▶ _Task instructions_: The records below must be retyped exactly.

────

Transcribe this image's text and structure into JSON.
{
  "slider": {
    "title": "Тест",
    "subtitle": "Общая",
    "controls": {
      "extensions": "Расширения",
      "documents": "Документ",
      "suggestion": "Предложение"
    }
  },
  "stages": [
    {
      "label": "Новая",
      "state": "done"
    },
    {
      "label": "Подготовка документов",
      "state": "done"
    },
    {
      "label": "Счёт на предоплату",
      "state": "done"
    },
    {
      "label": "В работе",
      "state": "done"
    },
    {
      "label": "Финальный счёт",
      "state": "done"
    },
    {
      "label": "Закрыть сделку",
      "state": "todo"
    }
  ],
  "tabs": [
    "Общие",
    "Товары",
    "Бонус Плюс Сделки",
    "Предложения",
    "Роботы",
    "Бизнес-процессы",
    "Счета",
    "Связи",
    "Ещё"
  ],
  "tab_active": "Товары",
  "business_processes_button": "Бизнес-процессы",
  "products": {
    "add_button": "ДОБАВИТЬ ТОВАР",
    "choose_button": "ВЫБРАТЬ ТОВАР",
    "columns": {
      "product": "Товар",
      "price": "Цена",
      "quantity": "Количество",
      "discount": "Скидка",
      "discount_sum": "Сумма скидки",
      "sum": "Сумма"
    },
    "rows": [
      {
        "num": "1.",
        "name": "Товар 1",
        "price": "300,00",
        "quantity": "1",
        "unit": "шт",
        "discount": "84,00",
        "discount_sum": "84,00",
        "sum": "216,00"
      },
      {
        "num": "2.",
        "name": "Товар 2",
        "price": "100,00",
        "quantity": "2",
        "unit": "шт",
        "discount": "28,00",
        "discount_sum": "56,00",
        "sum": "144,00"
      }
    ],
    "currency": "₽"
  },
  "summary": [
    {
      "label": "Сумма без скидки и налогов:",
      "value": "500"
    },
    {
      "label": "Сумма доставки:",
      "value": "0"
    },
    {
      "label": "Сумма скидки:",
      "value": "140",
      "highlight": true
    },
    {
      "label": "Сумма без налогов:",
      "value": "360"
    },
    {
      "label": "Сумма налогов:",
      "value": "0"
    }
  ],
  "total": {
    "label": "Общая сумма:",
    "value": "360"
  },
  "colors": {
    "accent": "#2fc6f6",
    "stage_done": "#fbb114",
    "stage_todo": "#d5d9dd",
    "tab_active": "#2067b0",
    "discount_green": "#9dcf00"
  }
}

────

▶ _Task solution_:
Transcribe this image's text and structure into JSON.
{
  "slider": {
    "title": "Тест",
    "subtitle": "Общая",
    "controls": {
      "extensions": "Расширения",
      "documents": "Документ",
      "suggestion": "Предложение"
    }
  },
  "stages": [
    {
      "label": "Новая",
      "state": "done"
    },
    {
      "label": "Подготовка документов",
      "state": "done"
    },
    {
      "label": "Счёт на предоплату",
      "state": "done"
    },
    {
      "label": "В работе",
      "state": "done"
    },
    {
      "label": "Финальный счёт",
      "state": "done"
    },
    {
      "label": "Закрыть сделку",
      "state": "todo"
    }
  ],
  "tabs": [
    "Общие",
    "Товары",
    "Бонус Плюс Сделки",
    "Предложения",
    "Роботы",
    "Бизнес-процессы",
    "Счета",
    "Связи",
    "Ещё"
  ],
  "tab_active": "Товары",
  "business_processes_button": "Бизнес-процессы",
  "products": {
    "add_button": "ДОБАВИТЬ ТОВАР",
    "choose_button": "ВЫБРАТЬ ТОВАР",
    "columns": {
      "product": "Товар",
      "price": "Цена",
      "quantity": "Количество",
      "discount": "Скидка",
      "discount_sum": "Сумма скидки",
      "sum": "Сумма"
    },
    "rows": [
      {
        "num": "1.",
        "name": "Товар 1",
        "price": "300,00",
        "quantity": "1",
        "unit": "шт",
        "discount": "84,00",
        "discount_sum": "84,00",
        "sum": "216,00"
      },
      {
        "num": "2.",
        "name": "Товар 2",
        "price": "100,00",
        "quantity": "2",
        "unit": "шт",
        "discount": "28,00",
        "discount_sum": "56,00",
        "sum": "144,00"
      }
    ],
    "currency": "₽"
  },
  "summary": [
    {
      "label": "Сумма без скидки и налогов:",
      "value": "500"
    },
    {
      "label": "Сумма доставки:",
      "value": "0"
    },
    {
      "label": "Сумма скидки:",
      "value": "140",
      "highlight": true
    },
    {
      "label": "Сумма без налогов:",
      "value": "360"
    },
    {
      "label": "Сумма налогов:",
      "value": "0"
    }
  ],
  "total": {
    "label": "Общая сумма:",
    "value": "360"
  },
  "colors": {
    "accent": "#2fc6f6",
    "stage_done": "#fbb114",
    "stage_todo": "#d5d9dd",
    "tab_active": "#2067b0",
    "discount_green": "#9dcf00"
  }
}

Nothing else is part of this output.